----- DATA SHOWN -----

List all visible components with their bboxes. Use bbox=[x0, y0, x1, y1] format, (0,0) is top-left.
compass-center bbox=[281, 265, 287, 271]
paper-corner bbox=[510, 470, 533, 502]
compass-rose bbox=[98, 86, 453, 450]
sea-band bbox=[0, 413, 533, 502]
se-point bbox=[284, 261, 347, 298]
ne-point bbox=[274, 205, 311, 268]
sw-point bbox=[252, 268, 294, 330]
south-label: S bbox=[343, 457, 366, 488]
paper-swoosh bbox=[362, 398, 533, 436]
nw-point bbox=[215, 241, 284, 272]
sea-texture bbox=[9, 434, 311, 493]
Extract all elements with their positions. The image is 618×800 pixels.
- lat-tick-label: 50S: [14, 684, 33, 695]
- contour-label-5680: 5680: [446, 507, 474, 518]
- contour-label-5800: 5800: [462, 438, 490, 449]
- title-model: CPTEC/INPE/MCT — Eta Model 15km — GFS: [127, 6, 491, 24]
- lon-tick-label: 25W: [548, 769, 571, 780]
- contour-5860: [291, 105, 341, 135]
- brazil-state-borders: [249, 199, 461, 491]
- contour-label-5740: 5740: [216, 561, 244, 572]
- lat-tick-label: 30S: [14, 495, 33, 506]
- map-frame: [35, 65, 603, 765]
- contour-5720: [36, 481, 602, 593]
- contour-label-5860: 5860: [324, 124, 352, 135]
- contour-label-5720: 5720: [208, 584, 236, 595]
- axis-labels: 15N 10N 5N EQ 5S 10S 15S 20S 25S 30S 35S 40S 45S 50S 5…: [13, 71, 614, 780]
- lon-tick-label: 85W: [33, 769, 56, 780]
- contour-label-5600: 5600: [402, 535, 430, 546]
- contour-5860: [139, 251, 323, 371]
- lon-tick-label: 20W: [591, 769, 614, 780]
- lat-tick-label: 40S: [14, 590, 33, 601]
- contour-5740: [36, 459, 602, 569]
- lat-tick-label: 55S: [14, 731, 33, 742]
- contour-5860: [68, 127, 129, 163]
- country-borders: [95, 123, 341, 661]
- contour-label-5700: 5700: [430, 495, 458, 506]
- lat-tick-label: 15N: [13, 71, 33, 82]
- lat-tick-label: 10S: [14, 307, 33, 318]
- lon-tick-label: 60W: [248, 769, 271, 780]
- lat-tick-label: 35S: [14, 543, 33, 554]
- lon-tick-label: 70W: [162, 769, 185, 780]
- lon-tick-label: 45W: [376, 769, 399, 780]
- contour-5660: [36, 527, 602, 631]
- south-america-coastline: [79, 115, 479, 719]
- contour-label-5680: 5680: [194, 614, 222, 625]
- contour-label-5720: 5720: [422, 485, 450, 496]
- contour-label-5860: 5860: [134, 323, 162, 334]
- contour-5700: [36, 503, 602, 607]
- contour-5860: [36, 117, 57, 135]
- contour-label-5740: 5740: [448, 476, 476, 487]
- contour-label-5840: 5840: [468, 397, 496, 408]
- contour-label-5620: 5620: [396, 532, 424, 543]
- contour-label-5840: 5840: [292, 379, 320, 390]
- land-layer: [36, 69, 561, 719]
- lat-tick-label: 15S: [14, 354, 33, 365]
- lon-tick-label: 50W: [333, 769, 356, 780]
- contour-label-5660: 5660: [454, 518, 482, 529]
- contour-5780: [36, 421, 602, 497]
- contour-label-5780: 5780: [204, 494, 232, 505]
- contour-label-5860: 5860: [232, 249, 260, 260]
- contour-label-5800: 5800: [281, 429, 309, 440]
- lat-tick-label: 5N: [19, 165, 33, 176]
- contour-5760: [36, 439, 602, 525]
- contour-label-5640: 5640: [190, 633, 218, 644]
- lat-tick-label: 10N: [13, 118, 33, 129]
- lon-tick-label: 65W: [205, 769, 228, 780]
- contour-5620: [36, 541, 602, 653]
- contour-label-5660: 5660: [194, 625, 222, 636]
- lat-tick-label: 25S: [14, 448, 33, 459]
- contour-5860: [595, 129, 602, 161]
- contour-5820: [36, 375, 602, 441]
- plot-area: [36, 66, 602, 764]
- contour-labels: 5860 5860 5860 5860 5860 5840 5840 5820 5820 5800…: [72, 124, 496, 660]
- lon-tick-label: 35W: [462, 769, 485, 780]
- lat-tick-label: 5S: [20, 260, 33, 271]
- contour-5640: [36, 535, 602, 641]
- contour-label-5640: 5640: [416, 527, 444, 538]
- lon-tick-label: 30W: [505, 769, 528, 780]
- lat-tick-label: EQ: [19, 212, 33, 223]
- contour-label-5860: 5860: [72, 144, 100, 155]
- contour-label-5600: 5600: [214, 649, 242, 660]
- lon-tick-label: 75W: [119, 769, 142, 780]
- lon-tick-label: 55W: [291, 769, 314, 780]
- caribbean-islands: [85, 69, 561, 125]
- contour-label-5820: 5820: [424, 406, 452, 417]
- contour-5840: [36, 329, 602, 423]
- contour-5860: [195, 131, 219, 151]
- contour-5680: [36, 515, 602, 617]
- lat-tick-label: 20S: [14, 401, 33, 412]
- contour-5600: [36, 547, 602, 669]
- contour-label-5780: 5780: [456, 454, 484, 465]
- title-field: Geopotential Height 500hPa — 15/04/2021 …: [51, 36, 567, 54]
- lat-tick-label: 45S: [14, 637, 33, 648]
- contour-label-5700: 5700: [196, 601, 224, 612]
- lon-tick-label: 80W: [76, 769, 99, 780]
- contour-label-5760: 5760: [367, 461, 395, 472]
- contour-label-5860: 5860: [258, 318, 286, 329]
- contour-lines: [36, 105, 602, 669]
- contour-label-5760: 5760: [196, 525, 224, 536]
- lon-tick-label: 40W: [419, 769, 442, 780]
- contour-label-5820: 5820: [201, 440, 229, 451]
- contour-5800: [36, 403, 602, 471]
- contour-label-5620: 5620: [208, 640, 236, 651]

-----

■ GIVEN PROBLEM:
List each line of the rows above that contains the string "point".

■ CORRECT OUTPUT:
se-point bbox=[284, 261, 347, 298]
ne-point bbox=[274, 205, 311, 268]
sw-point bbox=[252, 268, 294, 330]
nw-point bbox=[215, 241, 284, 272]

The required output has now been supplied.